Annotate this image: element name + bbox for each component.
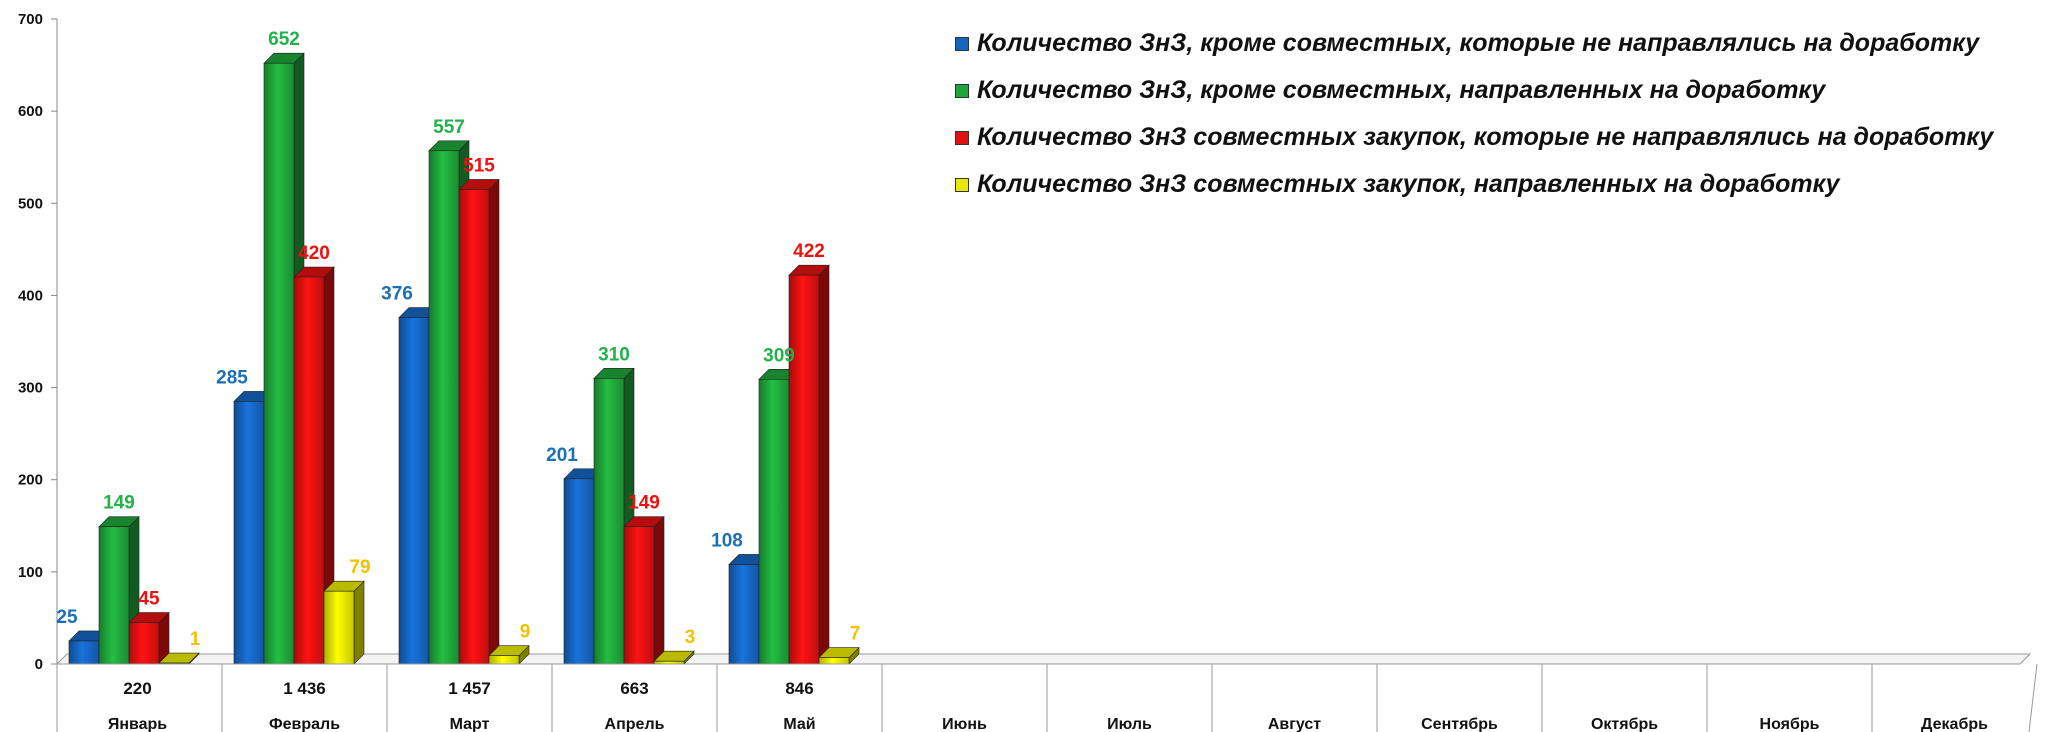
data-label: 1 [190,629,201,650]
bar-front [128,622,160,665]
chart-category-axis: 220 Январь 1 436 Февраль 1 457 Март 663 Апрель 8… [56,663,2038,732]
category-label: Март [450,716,490,732]
bar-front [458,189,490,665]
category-label: Июнь [942,716,987,732]
category-label: Январь [108,716,167,732]
legend-label: Количество ЗнЗ, кроме совместных, направ… [977,76,1826,104]
legend-item: Количество ЗнЗ, кроме совместных, направ… [955,67,1993,114]
bar-front [323,590,355,665]
bar-front [233,401,265,665]
category-total: 220 [123,679,151,698]
bar-front [563,478,595,665]
bar-side [488,178,500,665]
bar-front [788,274,820,665]
bar [323,580,365,665]
category-label: Сентябрь [1421,716,1498,732]
chart-data-labels: 25 149 45 1 285 652 420 79 376 557 515 9 201 310 149 3 1… [56,29,860,650]
data-label: 310 [598,344,630,365]
data-label: 652 [268,29,300,50]
category-label: Декабрь [1921,716,1988,732]
category-label: Июль [1107,716,1152,732]
y-tick-label: 500 [18,195,43,212]
y-tick-label: 100 [18,564,43,581]
data-label: 376 [381,284,413,305]
y-tick-label: 600 [18,103,43,120]
bar [623,515,665,665]
y-tick-label: 200 [18,472,43,489]
legend-swatch [955,36,969,51]
data-label: 515 [463,155,495,176]
category-label: Октябрь [1591,716,1658,732]
bar-side [818,264,830,665]
data-label: 285 [216,367,248,388]
y-tick-label: 400 [18,287,43,304]
bar-front [398,317,430,665]
y-tick-label: 700 [18,11,43,28]
data-label: 45 [138,589,160,610]
category-label: Апрель [605,716,665,732]
bar [653,650,695,665]
bar-front [488,655,520,665]
bar-front [623,526,655,665]
bar-side [353,580,365,665]
bar-front [728,564,760,665]
chart-legend: Количество ЗнЗ, кроме совместных, которы… [955,20,1993,208]
legend-label: Количество ЗнЗ совместных закупок, котор… [977,123,1994,151]
data-label: 557 [433,117,465,138]
category-label: Ноябрь [1760,716,1820,732]
category-label: Май [783,716,815,732]
bar-front [428,150,460,665]
data-label: 79 [349,557,370,578]
bar-front [98,526,130,665]
data-label: 309 [763,345,795,366]
bar [788,264,830,665]
data-label: 149 [103,493,135,514]
legend-item: Количество ЗнЗ, кроме совместных, которы… [955,20,1993,67]
data-label: 149 [628,493,660,514]
category-total: 663 [620,679,648,698]
bar-front [293,276,325,665]
category-label: Август [1268,716,1321,732]
y-tick-label: 0 [35,656,43,673]
category-total: 846 [785,679,813,698]
legend-item: Количество ЗнЗ совместных закупок, напра… [955,161,1993,208]
data-label: 201 [546,445,578,466]
category-total: 1 436 [283,679,326,698]
bar [128,611,170,665]
legend-swatch [955,177,969,192]
category-total: 1 457 [448,679,491,698]
legend-label: Количество ЗнЗ, кроме совместных, которы… [977,29,1980,57]
chart-bars [68,52,860,665]
legend-swatch [955,83,969,98]
category-label: Февраль [269,716,340,732]
bar-front [68,640,100,665]
data-label: 9 [520,622,531,643]
bar-side [653,515,665,665]
bar-front [758,378,790,665]
bar [293,266,335,665]
chart-axes: 0 100 200 300 400 500 600 700 [18,11,2032,673]
data-label: 7 [850,624,861,645]
bar-front [593,378,625,665]
data-label: 108 [711,530,743,551]
bar [458,178,500,665]
legend-label: Количество ЗнЗ совместных закупок, напра… [977,170,1840,198]
bar-front [263,62,295,665]
data-label: 422 [793,241,825,262]
bar [818,646,860,665]
bar-front [818,657,850,665]
legend-swatch [955,130,969,145]
data-label: 420 [298,243,330,264]
legend-item: Количество ЗнЗ совместных закупок, котор… [955,114,1993,161]
category-divider [2028,663,2038,732]
data-label: 25 [56,607,78,628]
y-tick-label: 300 [18,380,43,397]
data-label: 3 [685,627,696,648]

--------------------------------

#### DIRECTIONS:
Copy out all the data above with each "legend-swatch" swapped for "legend-marker" and everything else left as is. Omit the pictures.

#### EXERCISE RESPONSE:
Annotate this image: element name + bbox for each component.
data-label: 1 [190,629,201,650]
bar-front [128,622,160,665]
chart-category-axis: 220 Январь 1 436 Февраль 1 457 Март 663 Апрель 8… [56,663,2038,732]
category-label: Март [450,716,490,732]
bar-front [458,189,490,665]
category-label: Июнь [942,716,987,732]
category-label: Январь [108,716,167,732]
legend-label: Количество ЗнЗ, кроме совместных, направ… [977,76,1826,104]
legend-item: Количество ЗнЗ, кроме совместных, направ… [955,67,1993,114]
bar-front [323,590,355,665]
bar-front [233,401,265,665]
category-total: 220 [123,679,151,698]
bar-front [563,478,595,665]
bar-side [488,178,500,665]
bar-front [788,274,820,665]
bar [323,580,365,665]
category-label: Сентябрь [1421,716,1498,732]
chart-data-labels: 25 149 45 1 285 652 420 79 376 557 515 9 201 310 149 3 1… [56,29,860,650]
data-label: 310 [598,344,630,365]
data-label: 652 [268,29,300,50]
category-label: Декабрь [1921,716,1988,732]
category-label: Июль [1107,716,1152,732]
y-tick-label: 500 [18,195,43,212]
y-tick-label: 100 [18,564,43,581]
data-label: 376 [381,284,413,305]
y-tick-label: 600 [18,103,43,120]
bar [623,515,665,665]
y-tick-label: 200 [18,472,43,489]
legend-marker [955,36,969,51]
data-label: 515 [463,155,495,176]
category-label: Октябрь [1591,716,1658,732]
bar-side [818,264,830,665]
data-label: 285 [216,367,248,388]
y-tick-label: 400 [18,287,43,304]
bar-front [398,317,430,665]
y-tick-label: 700 [18,11,43,28]
data-label: 45 [138,589,160,610]
category-label: Апрель [605,716,665,732]
bar [653,650,695,665]
bar-front [488,655,520,665]
bar-front [623,526,655,665]
bar-side [353,580,365,665]
bar-front [728,564,760,665]
chart-legend: Количество ЗнЗ, кроме совместных, которы… [955,20,1993,208]
legend-label: Количество ЗнЗ совместных закупок, котор… [977,123,1994,151]
data-label: 557 [433,117,465,138]
category-label: Ноябрь [1760,716,1820,732]
category-label: Май [783,716,815,732]
bar-front [428,150,460,665]
data-label: 79 [349,557,370,578]
bar-front [98,526,130,665]
data-label: 309 [763,345,795,366]
bar [788,264,830,665]
data-label: 149 [103,493,135,514]
legend-item: Количество ЗнЗ, кроме совместных, которы… [955,20,1993,67]
data-label: 149 [628,493,660,514]
category-total: 663 [620,679,648,698]
bar-front [293,276,325,665]
category-label: Август [1268,716,1321,732]
y-tick-label: 0 [35,656,43,673]
category-total: 846 [785,679,813,698]
legend-item: Количество ЗнЗ совместных закупок, напра… [955,161,1993,208]
data-label: 201 [546,445,578,466]
category-total: 1 436 [283,679,326,698]
bar [128,611,170,665]
legend-marker [955,177,969,192]
category-total: 1 457 [448,679,491,698]
legend-label: Количество ЗнЗ, кроме совместных, которы… [977,29,1980,57]
chart-bars [68,52,860,665]
legend-marker [955,83,969,98]
category-label: Февраль [269,716,340,732]
bar-front [68,640,100,665]
data-label: 9 [520,622,531,643]
bar-side [653,515,665,665]
bar-front [758,378,790,665]
bar [293,266,335,665]
chart-axes: 0 100 200 300 400 500 600 700 [18,11,2032,673]
data-label: 7 [850,624,861,645]
bar-front [593,378,625,665]
data-label: 108 [711,530,743,551]
bar [458,178,500,665]
legend-label: Количество ЗнЗ совместных закупок, напра… [977,170,1840,198]
bar-front [263,62,295,665]
data-label: 422 [793,241,825,262]
bar [818,646,860,665]
bar-front [818,657,850,665]
legend-marker [955,130,969,145]
data-label: 420 [298,243,330,264]
legend-item: Количество ЗнЗ совместных закупок, котор… [955,114,1993,161]
category-divider [2028,663,2038,732]
data-label: 25 [56,607,78,628]
y-tick-label: 300 [18,380,43,397]
data-label: 3 [685,627,696,648]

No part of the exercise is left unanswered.